Aim: Leave out the images; return the rest of the data exactly.

Rows:
--- START ---

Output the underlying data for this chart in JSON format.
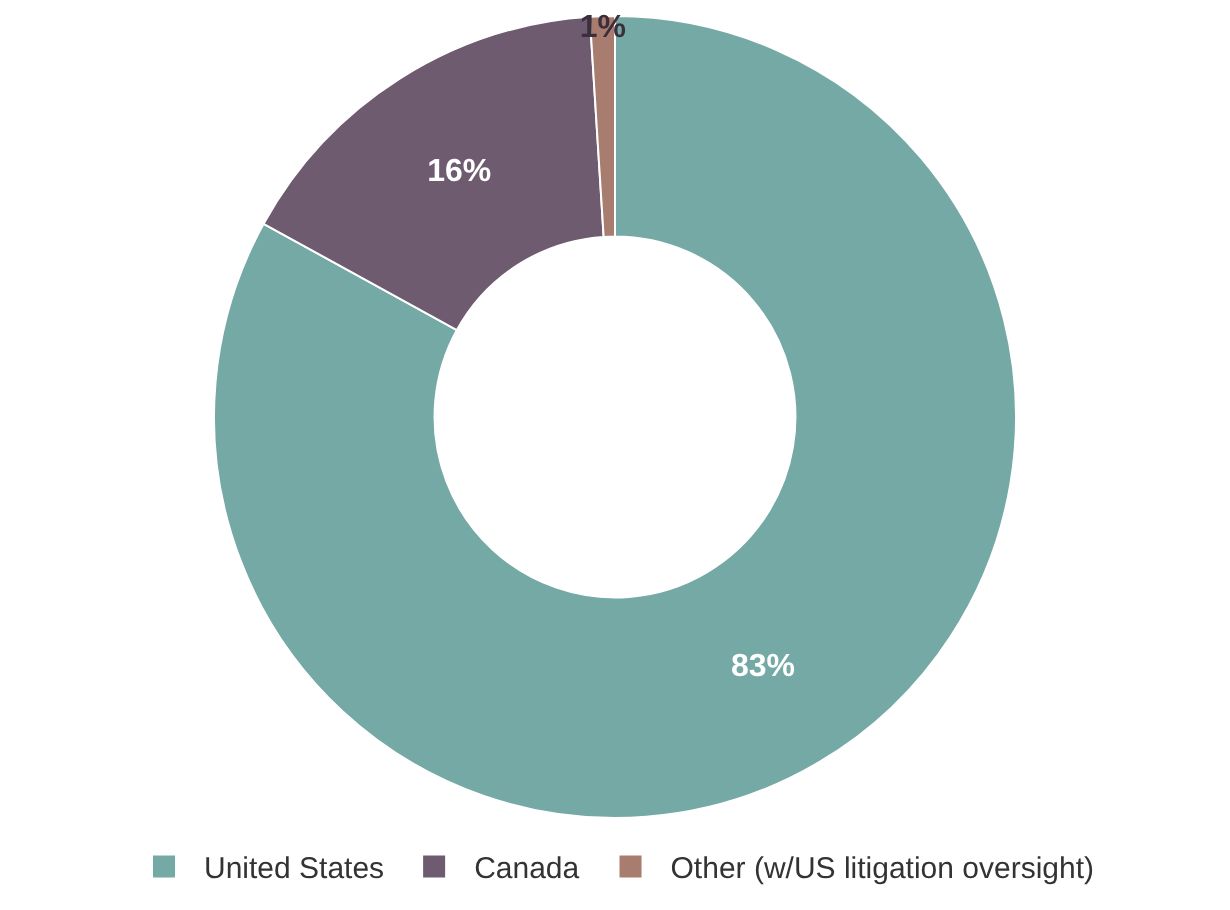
{
  "chart_data": {
    "type": "donut",
    "categories": [
      "United States",
      "Canada",
      "Other (w/US litigation oversight)"
    ],
    "values": [
      83,
      16,
      1
    ],
    "colors": [
      "#74a9a6",
      "#6e5b70",
      "#a87c6e"
    ],
    "value_labels": [
      "83%",
      "16%",
      "1%"
    ],
    "legend": "bottom"
  }
}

--- END ---

Completed task:
Output the underlying data for this chart in JSON format.
{
  "chart_data": {
    "type": "donut",
    "categories": [
      "United States",
      "Canada",
      "Other (w/US litigation oversight)"
    ],
    "values": [
      83,
      16,
      1
    ],
    "colors": [
      "#74a9a6",
      "#6e5b70",
      "#a87c6e"
    ],
    "value_labels": [
      "83%",
      "16%",
      "1%"
    ],
    "legend": "bottom"
  }
}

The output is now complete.